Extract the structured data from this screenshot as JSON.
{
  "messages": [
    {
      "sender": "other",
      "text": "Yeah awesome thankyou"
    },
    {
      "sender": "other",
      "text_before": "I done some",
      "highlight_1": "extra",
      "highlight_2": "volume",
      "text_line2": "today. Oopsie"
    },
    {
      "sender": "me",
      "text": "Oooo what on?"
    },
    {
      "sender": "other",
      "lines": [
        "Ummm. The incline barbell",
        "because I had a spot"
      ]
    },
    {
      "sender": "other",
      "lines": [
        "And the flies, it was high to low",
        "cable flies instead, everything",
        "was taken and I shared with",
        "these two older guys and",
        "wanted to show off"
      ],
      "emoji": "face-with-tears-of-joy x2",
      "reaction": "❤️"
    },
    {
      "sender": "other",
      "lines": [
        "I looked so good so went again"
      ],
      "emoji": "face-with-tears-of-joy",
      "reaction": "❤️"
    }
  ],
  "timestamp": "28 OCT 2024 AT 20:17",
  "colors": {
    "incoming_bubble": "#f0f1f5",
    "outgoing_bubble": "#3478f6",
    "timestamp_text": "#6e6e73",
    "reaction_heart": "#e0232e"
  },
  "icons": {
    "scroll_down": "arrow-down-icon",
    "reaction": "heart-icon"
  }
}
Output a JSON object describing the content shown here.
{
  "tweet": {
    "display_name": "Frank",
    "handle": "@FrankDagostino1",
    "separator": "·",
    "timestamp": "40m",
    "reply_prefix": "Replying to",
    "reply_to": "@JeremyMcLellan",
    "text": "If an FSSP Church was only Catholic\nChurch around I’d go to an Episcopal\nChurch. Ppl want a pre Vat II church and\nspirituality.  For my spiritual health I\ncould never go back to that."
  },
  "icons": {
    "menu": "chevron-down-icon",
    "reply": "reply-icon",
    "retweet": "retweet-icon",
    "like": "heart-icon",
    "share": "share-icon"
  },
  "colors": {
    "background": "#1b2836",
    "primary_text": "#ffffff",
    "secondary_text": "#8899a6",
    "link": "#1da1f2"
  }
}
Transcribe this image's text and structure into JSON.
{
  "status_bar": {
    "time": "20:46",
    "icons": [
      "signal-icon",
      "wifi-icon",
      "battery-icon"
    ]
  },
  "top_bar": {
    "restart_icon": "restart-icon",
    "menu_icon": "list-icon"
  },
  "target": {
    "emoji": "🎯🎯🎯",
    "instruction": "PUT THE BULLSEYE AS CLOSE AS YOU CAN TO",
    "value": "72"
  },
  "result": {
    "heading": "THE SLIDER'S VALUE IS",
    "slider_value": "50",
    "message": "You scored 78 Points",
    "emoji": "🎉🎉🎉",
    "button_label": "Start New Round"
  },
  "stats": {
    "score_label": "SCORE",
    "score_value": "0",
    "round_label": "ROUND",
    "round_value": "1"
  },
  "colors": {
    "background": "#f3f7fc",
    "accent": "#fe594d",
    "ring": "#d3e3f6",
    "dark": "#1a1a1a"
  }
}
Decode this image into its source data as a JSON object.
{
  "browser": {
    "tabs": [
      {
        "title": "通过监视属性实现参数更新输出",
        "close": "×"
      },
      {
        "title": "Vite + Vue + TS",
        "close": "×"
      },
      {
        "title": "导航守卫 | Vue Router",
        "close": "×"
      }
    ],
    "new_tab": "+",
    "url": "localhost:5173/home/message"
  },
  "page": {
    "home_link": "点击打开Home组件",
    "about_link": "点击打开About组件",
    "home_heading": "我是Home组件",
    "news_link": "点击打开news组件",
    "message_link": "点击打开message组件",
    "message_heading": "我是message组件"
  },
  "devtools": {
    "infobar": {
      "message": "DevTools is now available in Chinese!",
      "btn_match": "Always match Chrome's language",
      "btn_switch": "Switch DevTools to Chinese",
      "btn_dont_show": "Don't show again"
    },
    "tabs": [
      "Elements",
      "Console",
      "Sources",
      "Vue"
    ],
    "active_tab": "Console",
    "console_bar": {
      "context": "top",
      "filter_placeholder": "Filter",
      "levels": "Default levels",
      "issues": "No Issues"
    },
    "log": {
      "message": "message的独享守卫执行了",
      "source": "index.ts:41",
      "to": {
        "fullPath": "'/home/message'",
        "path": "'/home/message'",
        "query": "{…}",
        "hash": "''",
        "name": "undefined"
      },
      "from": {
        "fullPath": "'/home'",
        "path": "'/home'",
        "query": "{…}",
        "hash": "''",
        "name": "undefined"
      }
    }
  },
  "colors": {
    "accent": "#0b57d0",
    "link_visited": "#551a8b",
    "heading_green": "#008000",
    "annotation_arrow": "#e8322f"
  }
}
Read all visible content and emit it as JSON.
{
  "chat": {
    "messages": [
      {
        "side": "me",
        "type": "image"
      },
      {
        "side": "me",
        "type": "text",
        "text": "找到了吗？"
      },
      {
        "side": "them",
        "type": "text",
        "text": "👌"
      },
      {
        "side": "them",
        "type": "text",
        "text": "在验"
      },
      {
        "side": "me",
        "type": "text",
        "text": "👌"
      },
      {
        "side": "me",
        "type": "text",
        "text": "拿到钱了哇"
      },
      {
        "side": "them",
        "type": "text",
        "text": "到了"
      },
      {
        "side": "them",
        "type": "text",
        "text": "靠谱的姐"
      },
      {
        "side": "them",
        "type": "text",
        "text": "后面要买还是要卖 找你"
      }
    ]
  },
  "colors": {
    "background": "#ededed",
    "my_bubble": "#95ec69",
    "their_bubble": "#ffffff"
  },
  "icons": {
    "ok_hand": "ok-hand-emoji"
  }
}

▸ **SHORT EXERCISE**:
Copy all the entries verbatim.

▸ **RESULT BELOW**:
Extract the structured data from this screenshot as JSON.
{
  "messages": [
    {
      "sender": "other",
      "text": "Yeah awesome thankyou"
    },
    {
      "sender": "other",
      "text_before": "I done some",
      "highlight_1": "extra",
      "highlight_2": "volume",
      "text_line2": "today. Oopsie"
    },
    {
      "sender": "me",
      "text": "Oooo what on?"
    },
    {
      "sender": "other",
      "lines": [
        "Ummm. The incline barbell",
        "because I had a spot"
      ]
    },
    {
      "sender": "other",
      "lines": [
        "And the flies, it was high to low",
        "cable flies instead, everything",
        "was taken and I shared with",
        "these two older guys and",
        "wanted to show off"
      ],
      "emoji": "face-with-tears-of-joy x2",
      "reaction": "❤️"
    },
    {
      "sender": "other",
      "lines": [
        "I looked so good so went again"
      ],
      "emoji": "face-with-tears-of-joy",
      "reaction": "❤️"
    }
  ],
  "timestamp": "28 OCT 2024 AT 20:17",
  "colors": {
    "incoming_bubble": "#f0f1f5",
    "outgoing_bubble": "#3478f6",
    "timestamp_text": "#6e6e73",
    "reaction_heart": "#e0232e"
  },
  "icons": {
    "scroll_down": "arrow-down-icon",
    "reaction": "heart-icon"
  }
}
Output a JSON object describing the content shown here.
{
  "tweet": {
    "display_name": "Frank",
    "handle": "@FrankDagostino1",
    "separator": "·",
    "timestamp": "40m",
    "reply_prefix": "Replying to",
    "reply_to": "@JeremyMcLellan",
    "text": "If an FSSP Church was only Catholic\nChurch around I’d go to an Episcopal\nChurch. Ppl want a pre Vat II church and\nspirituality.  For my spiritual health I\ncould never go back to that."
  },
  "icons": {
    "menu": "chevron-down-icon",
    "reply": "reply-icon",
    "retweet": "retweet-icon",
    "like": "heart-icon",
    "share": "share-icon"
  },
  "colors": {
    "background": "#1b2836",
    "primary_text": "#ffffff",
    "secondary_text": "#8899a6",
    "link": "#1da1f2"
  }
}
Transcribe this image's text and structure into JSON.
{
  "status_bar": {
    "time": "20:46",
    "icons": [
      "signal-icon",
      "wifi-icon",
      "battery-icon"
    ]
  },
  "top_bar": {
    "restart_icon": "restart-icon",
    "menu_icon": "list-icon"
  },
  "target": {
    "emoji": "🎯🎯🎯",
    "instruction": "PUT THE BULLSEYE AS CLOSE AS YOU CAN TO",
    "value": "72"
  },
  "result": {
    "heading": "THE SLIDER'S VALUE IS",
    "slider_value": "50",
    "message": "You scored 78 Points",
    "emoji": "🎉🎉🎉",
    "button_label": "Start New Round"
  },
  "stats": {
    "score_label": "SCORE",
    "score_value": "0",
    "round_label": "ROUND",
    "round_value": "1"
  },
  "colors": {
    "background": "#f3f7fc",
    "accent": "#fe594d",
    "ring": "#d3e3f6",
    "dark": "#1a1a1a"
  }
}
Decode this image into its source data as a JSON object.
{
  "browser": {
    "tabs": [
      {
        "title": "通过监视属性实现参数更新输出",
        "close": "×"
      },
      {
        "title": "Vite + Vue + TS",
        "close": "×"
      },
      {
        "title": "导航守卫 | Vue Router",
        "close": "×"
      }
    ],
    "new_tab": "+",
    "url": "localhost:5173/home/message"
  },
  "page": {
    "home_link": "点击打开Home组件",
    "about_link": "点击打开About组件",
    "home_heading": "我是Home组件",
    "news_link": "点击打开news组件",
    "message_link": "点击打开message组件",
    "message_heading": "我是message组件"
  },
  "devtools": {
    "infobar": {
      "message": "DevTools is now available in Chinese!",
      "btn_match": "Always match Chrome's language",
      "btn_switch": "Switch DevTools to Chinese",
      "btn_dont_show": "Don't show again"
    },
    "tabs": [
      "Elements",
      "Console",
      "Sources",
      "Vue"
    ],
    "active_tab": "Console",
    "console_bar": {
      "context": "top",
      "filter_placeholder": "Filter",
      "levels": "Default levels",
      "issues": "No Issues"
    },
    "log": {
      "message": "message的独享守卫执行了",
      "source": "index.ts:41",
      "to": {
        "fullPath": "'/home/message'",
        "path": "'/home/message'",
        "query": "{…}",
        "hash": "''",
        "name": "undefined"
      },
      "from": {
        "fullPath": "'/home'",
        "path": "'/home'",
        "query": "{…}",
        "hash": "''",
        "name": "undefined"
      }
    }
  },
  "colors": {
    "accent": "#0b57d0",
    "link_visited": "#551a8b",
    "heading_green": "#008000",
    "annotation_arrow": "#e8322f"
  }
}
Read all visible content and emit it as JSON.
{
  "chat": {
    "messages": [
      {
        "side": "me",
        "type": "image"
      },
      {
        "side": "me",
        "type": "text",
        "text": "找到了吗？"
      },
      {
        "side": "them",
        "type": "text",
        "text": "👌"
      },
      {
        "side": "them",
        "type": "text",
        "text": "在验"
      },
      {
        "side": "me",
        "type": "text",
        "text": "👌"
      },
      {
        "side": "me",
        "type": "text",
        "text": "拿到钱了哇"
      },
      {
        "side": "them",
        "type": "text",
        "text": "到了"
      },
      {
        "side": "them",
        "type": "text",
        "text": "靠谱的姐"
      },
      {
        "side": "them",
        "type": "text",
        "text": "后面要买还是要卖 找你"
      }
    ]
  },
  "colors": {
    "background": "#ededed",
    "my_bubble": "#95ec69",
    "their_bubble": "#ffffff"
  },
  "icons": {
    "ok_hand": "ok-hand-emoji"
  }
}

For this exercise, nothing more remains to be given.